■ **Directive**
Copy, from the entries below, each line where the word "audience" can be found.
#### Material provided ####
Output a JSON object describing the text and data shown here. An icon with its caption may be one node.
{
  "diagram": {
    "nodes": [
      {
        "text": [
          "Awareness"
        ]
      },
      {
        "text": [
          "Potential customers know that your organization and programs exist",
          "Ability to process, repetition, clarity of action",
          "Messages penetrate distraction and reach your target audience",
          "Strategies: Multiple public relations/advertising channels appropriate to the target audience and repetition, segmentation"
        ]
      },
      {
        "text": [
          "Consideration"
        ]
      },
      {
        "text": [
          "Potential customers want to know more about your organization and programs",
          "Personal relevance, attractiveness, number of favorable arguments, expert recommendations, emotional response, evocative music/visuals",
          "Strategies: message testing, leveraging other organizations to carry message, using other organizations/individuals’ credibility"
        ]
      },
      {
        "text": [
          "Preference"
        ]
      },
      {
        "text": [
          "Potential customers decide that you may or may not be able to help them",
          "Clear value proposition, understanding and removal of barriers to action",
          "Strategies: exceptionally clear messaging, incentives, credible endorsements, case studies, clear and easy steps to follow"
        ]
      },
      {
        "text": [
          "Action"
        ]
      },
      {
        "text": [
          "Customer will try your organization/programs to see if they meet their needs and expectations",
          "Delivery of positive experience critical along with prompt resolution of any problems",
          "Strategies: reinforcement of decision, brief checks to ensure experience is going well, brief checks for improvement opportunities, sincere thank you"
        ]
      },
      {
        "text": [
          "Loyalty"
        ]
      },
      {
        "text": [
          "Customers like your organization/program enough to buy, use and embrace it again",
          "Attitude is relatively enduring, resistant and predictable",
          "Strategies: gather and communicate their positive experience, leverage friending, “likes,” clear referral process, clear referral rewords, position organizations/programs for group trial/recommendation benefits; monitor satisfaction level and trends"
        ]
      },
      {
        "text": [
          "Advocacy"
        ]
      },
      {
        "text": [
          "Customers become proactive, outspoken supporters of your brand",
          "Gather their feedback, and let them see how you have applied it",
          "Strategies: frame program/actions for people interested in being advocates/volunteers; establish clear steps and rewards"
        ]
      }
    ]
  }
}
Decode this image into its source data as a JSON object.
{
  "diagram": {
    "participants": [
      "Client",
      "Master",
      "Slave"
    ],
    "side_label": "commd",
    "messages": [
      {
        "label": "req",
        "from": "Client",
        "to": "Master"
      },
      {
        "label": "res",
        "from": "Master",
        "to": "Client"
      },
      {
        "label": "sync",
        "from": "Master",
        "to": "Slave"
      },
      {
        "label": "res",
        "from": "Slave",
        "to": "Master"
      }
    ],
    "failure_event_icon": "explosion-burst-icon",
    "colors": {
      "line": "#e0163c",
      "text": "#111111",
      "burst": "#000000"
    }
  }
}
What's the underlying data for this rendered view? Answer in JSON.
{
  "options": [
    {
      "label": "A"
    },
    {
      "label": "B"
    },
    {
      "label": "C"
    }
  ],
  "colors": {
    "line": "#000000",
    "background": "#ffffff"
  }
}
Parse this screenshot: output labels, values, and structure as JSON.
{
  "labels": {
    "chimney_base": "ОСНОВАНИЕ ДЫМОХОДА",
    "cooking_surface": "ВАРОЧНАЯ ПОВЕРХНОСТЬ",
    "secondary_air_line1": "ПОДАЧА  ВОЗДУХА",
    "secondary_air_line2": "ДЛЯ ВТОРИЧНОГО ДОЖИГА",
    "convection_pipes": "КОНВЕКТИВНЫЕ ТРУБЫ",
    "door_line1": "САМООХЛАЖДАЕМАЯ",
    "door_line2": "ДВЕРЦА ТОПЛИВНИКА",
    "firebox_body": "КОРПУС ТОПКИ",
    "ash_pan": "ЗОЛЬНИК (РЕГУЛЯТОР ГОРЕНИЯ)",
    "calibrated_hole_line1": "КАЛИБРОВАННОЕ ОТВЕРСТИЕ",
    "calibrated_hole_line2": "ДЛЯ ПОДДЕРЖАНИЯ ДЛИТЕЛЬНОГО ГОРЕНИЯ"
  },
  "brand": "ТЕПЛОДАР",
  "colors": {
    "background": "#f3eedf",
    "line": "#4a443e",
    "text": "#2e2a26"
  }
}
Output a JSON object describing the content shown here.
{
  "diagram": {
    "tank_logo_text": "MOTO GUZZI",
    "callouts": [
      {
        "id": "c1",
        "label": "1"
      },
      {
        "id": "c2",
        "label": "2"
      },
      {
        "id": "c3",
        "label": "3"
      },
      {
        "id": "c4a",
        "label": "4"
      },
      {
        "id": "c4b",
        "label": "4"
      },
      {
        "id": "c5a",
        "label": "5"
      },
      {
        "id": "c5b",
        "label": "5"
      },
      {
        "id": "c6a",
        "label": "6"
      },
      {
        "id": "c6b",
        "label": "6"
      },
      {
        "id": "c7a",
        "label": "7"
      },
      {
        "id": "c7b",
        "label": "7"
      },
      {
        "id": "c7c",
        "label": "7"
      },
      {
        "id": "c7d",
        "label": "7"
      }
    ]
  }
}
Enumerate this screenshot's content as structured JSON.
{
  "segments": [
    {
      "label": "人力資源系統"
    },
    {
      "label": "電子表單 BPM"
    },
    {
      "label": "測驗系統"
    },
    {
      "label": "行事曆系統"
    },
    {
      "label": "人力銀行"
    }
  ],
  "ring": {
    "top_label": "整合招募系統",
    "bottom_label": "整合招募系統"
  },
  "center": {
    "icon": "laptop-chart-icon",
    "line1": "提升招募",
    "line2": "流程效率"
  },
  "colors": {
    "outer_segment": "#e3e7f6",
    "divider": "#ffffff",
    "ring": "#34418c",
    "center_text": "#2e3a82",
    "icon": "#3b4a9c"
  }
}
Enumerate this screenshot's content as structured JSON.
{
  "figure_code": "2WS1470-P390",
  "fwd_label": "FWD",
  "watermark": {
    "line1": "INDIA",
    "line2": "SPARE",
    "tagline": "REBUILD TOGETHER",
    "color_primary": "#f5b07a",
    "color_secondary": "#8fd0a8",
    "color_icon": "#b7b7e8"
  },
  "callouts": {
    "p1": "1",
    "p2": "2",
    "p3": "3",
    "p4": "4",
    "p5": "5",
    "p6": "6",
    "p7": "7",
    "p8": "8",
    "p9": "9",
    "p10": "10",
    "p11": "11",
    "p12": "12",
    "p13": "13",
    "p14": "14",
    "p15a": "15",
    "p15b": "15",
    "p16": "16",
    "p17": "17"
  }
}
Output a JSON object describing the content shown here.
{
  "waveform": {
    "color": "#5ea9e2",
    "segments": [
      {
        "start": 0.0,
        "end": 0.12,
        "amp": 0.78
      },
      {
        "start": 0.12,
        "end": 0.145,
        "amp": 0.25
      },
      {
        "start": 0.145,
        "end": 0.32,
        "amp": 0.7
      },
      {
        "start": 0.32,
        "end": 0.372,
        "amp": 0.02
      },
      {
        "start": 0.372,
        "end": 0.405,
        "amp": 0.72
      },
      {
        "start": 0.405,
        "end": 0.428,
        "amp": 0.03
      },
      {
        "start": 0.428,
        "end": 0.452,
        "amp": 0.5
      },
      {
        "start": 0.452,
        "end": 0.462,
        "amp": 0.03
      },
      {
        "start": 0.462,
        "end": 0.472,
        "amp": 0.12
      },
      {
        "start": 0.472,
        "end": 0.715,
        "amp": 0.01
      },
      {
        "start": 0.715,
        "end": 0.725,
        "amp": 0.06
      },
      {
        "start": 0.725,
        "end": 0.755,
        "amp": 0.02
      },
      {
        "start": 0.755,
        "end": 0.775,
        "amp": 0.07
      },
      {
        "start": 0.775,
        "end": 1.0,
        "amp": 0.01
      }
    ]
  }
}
####
■ **Written answer**
          "Messages penetrate distraction and reach your target audience",
          "Strategies: Multiple public relations/advertising channels appropriate to the target audience and repetition, segmentation"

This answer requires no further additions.